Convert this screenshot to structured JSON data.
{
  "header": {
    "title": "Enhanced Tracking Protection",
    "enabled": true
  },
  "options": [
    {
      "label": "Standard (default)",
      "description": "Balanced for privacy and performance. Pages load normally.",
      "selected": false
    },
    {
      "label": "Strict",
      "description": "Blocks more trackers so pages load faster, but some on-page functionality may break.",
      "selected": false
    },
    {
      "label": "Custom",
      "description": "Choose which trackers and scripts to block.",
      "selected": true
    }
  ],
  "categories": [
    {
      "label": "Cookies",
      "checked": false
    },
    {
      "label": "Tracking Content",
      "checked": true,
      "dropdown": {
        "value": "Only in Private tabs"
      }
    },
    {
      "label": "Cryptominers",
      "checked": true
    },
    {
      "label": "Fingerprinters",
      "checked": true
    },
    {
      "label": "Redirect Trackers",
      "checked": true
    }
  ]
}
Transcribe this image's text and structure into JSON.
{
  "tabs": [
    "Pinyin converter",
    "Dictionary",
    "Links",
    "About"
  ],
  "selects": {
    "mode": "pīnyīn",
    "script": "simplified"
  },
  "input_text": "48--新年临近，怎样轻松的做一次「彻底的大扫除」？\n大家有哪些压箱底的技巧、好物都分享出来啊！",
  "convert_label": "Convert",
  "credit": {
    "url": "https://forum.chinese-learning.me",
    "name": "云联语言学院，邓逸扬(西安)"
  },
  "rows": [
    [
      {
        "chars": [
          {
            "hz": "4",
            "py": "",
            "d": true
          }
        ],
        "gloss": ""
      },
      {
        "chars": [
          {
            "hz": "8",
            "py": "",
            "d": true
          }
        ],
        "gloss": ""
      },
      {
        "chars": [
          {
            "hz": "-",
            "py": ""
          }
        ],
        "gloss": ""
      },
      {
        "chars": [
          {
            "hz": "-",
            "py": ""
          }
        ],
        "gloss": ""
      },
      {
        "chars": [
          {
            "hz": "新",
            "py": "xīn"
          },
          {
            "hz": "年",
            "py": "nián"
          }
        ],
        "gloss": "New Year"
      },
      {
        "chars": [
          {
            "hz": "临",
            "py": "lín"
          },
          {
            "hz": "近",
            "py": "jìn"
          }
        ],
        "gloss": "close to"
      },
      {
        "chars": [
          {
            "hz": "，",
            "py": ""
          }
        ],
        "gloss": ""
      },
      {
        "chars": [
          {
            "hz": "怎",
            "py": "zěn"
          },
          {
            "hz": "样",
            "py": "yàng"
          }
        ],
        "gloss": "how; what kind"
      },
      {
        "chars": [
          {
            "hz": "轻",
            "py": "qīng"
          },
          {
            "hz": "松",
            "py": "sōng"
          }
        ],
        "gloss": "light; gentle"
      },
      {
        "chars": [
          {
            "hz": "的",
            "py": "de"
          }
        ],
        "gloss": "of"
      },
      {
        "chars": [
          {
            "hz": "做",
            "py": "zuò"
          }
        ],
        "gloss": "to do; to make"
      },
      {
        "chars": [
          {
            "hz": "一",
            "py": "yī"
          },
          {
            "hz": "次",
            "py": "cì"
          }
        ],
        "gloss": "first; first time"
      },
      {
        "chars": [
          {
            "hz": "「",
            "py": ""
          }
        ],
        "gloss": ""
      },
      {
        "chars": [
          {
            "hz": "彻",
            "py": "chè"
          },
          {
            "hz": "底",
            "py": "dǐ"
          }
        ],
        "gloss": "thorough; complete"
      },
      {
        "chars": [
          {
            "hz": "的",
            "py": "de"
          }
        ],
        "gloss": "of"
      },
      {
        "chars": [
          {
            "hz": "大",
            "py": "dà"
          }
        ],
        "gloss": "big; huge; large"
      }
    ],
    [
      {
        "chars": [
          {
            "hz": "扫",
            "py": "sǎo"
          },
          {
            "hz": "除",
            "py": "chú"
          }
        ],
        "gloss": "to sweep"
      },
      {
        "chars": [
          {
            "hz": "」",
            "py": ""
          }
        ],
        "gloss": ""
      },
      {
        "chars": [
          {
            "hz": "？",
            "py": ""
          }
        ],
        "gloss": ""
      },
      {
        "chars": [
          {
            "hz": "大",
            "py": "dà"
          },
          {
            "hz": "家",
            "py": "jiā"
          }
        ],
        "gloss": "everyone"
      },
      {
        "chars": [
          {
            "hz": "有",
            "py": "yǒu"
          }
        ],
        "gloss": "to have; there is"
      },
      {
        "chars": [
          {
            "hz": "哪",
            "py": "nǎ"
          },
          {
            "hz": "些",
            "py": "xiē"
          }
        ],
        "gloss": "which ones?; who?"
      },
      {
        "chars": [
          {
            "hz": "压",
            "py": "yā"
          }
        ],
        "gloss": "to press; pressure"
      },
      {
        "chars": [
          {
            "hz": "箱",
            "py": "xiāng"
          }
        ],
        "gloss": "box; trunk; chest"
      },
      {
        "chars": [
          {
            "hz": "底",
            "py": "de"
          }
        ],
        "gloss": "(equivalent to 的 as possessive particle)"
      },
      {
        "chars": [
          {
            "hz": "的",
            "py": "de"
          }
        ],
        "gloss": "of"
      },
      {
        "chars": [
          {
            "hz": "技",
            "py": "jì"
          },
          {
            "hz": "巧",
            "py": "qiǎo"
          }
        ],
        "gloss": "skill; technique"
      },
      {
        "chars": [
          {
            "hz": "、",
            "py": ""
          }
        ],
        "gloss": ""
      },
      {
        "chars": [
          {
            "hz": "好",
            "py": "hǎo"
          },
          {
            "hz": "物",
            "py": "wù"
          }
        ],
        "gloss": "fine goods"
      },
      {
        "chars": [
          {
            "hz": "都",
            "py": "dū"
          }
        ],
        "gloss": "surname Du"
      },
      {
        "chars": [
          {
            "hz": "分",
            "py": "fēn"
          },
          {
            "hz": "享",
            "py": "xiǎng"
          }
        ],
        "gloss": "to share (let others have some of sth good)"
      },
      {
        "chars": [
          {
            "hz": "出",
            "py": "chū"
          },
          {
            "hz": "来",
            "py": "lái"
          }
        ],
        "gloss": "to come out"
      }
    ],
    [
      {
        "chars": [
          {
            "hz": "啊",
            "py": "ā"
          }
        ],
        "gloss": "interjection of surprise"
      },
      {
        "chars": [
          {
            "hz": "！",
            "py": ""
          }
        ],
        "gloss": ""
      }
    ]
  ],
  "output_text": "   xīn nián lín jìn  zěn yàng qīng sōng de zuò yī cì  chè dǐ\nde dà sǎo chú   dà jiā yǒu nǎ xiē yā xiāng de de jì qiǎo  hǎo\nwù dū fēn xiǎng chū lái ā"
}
*****
• **Exercise aim**
Output the entries exactly.

• **Complete output**
Convert this screenshot to structured JSON data.
{
  "header": {
    "title": "Enhanced Tracking Protection",
    "enabled": true
  },
  "options": [
    {
      "label": "Standard (default)",
      "description": "Balanced for privacy and performance. Pages load normally.",
      "selected": false
    },
    {
      "label": "Strict",
      "description": "Blocks more trackers so pages load faster, but some on-page functionality may break.",
      "selected": false
    },
    {
      "label": "Custom",
      "description": "Choose which trackers and scripts to block.",
      "selected": true
    }
  ],
  "categories": [
    {
      "label": "Cookies",
      "checked": false
    },
    {
      "label": "Tracking Content",
      "checked": true,
      "dropdown": {
        "value": "Only in Private tabs"
      }
    },
    {
      "label": "Cryptominers",
      "checked": true
    },
    {
      "label": "Fingerprinters",
      "checked": true
    },
    {
      "label": "Redirect Trackers",
      "checked": true
    }
  ]
}
Transcribe this image's text and structure into JSON.
{
  "tabs": [
    "Pinyin converter",
    "Dictionary",
    "Links",
    "About"
  ],
  "selects": {
    "mode": "pīnyīn",
    "script": "simplified"
  },
  "input_text": "48--新年临近，怎样轻松的做一次「彻底的大扫除」？\n大家有哪些压箱底的技巧、好物都分享出来啊！",
  "convert_label": "Convert",
  "credit": {
    "url": "https://forum.chinese-learning.me",
    "name": "云联语言学院，邓逸扬(西安)"
  },
  "rows": [
    [
      {
        "chars": [
          {
            "hz": "4",
            "py": "",
            "d": true
          }
        ],
        "gloss": ""
      },
      {
        "chars": [
          {
            "hz": "8",
            "py": "",
            "d": true
          }
        ],
        "gloss": ""
      },
      {
        "chars": [
          {
            "hz": "-",
            "py": ""
          }
        ],
        "gloss": ""
      },
      {
        "chars": [
          {
            "hz": "-",
            "py": ""
          }
        ],
        "gloss": ""
      },
      {
        "chars": [
          {
            "hz": "新",
            "py": "xīn"
          },
          {
            "hz": "年",
            "py": "nián"
          }
        ],
        "gloss": "New Year"
      },
      {
        "chars": [
          {
            "hz": "临",
            "py": "lín"
          },
          {
            "hz": "近",
            "py": "jìn"
          }
        ],
        "gloss": "close to"
      },
      {
        "chars": [
          {
            "hz": "，",
            "py": ""
          }
        ],
        "gloss": ""
      },
      {
        "chars": [
          {
            "hz": "怎",
            "py": "zěn"
          },
          {
            "hz": "样",
            "py": "yàng"
          }
        ],
        "gloss": "how; what kind"
      },
      {
        "chars": [
          {
            "hz": "轻",
            "py": "qīng"
          },
          {
            "hz": "松",
            "py": "sōng"
          }
        ],
        "gloss": "light; gentle"
      },
      {
        "chars": [
          {
            "hz": "的",
            "py": "de"
          }
        ],
        "gloss": "of"
      },
      {
        "chars": [
          {
            "hz": "做",
            "py": "zuò"
          }
        ],
        "gloss": "to do; to make"
      },
      {
        "chars": [
          {
            "hz": "一",
            "py": "yī"
          },
          {
            "hz": "次",
            "py": "cì"
          }
        ],
        "gloss": "first; first time"
      },
      {
        "chars": [
          {
            "hz": "「",
            "py": ""
          }
        ],
        "gloss": ""
      },
      {
        "chars": [
          {
            "hz": "彻",
            "py": "chè"
          },
          {
            "hz": "底",
            "py": "dǐ"
          }
        ],
        "gloss": "thorough; complete"
      },
      {
        "chars": [
          {
            "hz": "的",
            "py": "de"
          }
        ],
        "gloss": "of"
      },
      {
        "chars": [
          {
            "hz": "大",
            "py": "dà"
          }
        ],
        "gloss": "big; huge; large"
      }
    ],
    [
      {
        "chars": [
          {
            "hz": "扫",
            "py": "sǎo"
          },
          {
            "hz": "除",
            "py": "chú"
          }
        ],
        "gloss": "to sweep"
      },
      {
        "chars": [
          {
            "hz": "」",
            "py": ""
          }
        ],
        "gloss": ""
      },
      {
        "chars": [
          {
            "hz": "？",
            "py": ""
          }
        ],
        "gloss": ""
      },
      {
        "chars": [
          {
            "hz": "大",
            "py": "dà"
          },
          {
            "hz": "家",
            "py": "jiā"
          }
        ],
        "gloss": "everyone"
      },
      {
        "chars": [
          {
            "hz": "有",
            "py": "yǒu"
          }
        ],
        "gloss": "to have; there is"
      },
      {
        "chars": [
          {
            "hz": "哪",
            "py": "nǎ"
          },
          {
            "hz": "些",
            "py": "xiē"
          }
        ],
        "gloss": "which ones?; who?"
      },
      {
        "chars": [
          {
            "hz": "压",
            "py": "yā"
          }
        ],
        "gloss": "to press; pressure"
      },
      {
        "chars": [
          {
            "hz": "箱",
            "py": "xiāng"
          }
        ],
        "gloss": "box; trunk; chest"
      },
      {
        "chars": [
          {
            "hz": "底",
            "py": "de"
          }
        ],
        "gloss": "(equivalent to 的 as possessive particle)"
      },
      {
        "chars": [
          {
            "hz": "的",
            "py": "de"
          }
        ],
        "gloss": "of"
      },
      {
        "chars": [
          {
            "hz": "技",
            "py": "jì"
          },
          {
            "hz": "巧",
            "py": "qiǎo"
          }
        ],
        "gloss": "skill; technique"
      },
      {
        "chars": [
          {
            "hz": "、",
            "py": ""
          }
        ],
        "gloss": ""
      },
      {
        "chars": [
          {
            "hz": "好",
            "py": "hǎo"
          },
          {
            "hz": "物",
            "py": "wù"
          }
        ],
        "gloss": "fine goods"
      },
      {
        "chars": [
          {
            "hz": "都",
            "py": "dū"
          }
        ],
        "gloss": "surname Du"
      },
      {
        "chars": [
          {
            "hz": "分",
            "py": "fēn"
          },
          {
            "hz": "享",
            "py": "xiǎng"
          }
        ],
        "gloss": "to share (let others have some of sth good)"
      },
      {
        "chars": [
          {
            "hz": "出",
            "py": "chū"
          },
          {
            "hz": "来",
            "py": "lái"
          }
        ],
        "gloss": "to come out"
      }
    ],
    [
      {
        "chars": [
          {
            "hz": "啊",
            "py": "ā"
          }
        ],
        "gloss": "interjection of surprise"
      },
      {
        "chars": [
          {
            "hz": "！",
            "py": ""
          }
        ],
        "gloss": ""
      }
    ]
  ],
  "output_text": "   xīn nián lín jìn  zěn yàng qīng sōng de zuò yī cì  chè dǐ\nde dà sǎo chú   dà jiā yǒu nǎ xiē yā xiāng de de jì qiǎo  hǎo\nwù dū fēn xiǎng chū lái ā"
}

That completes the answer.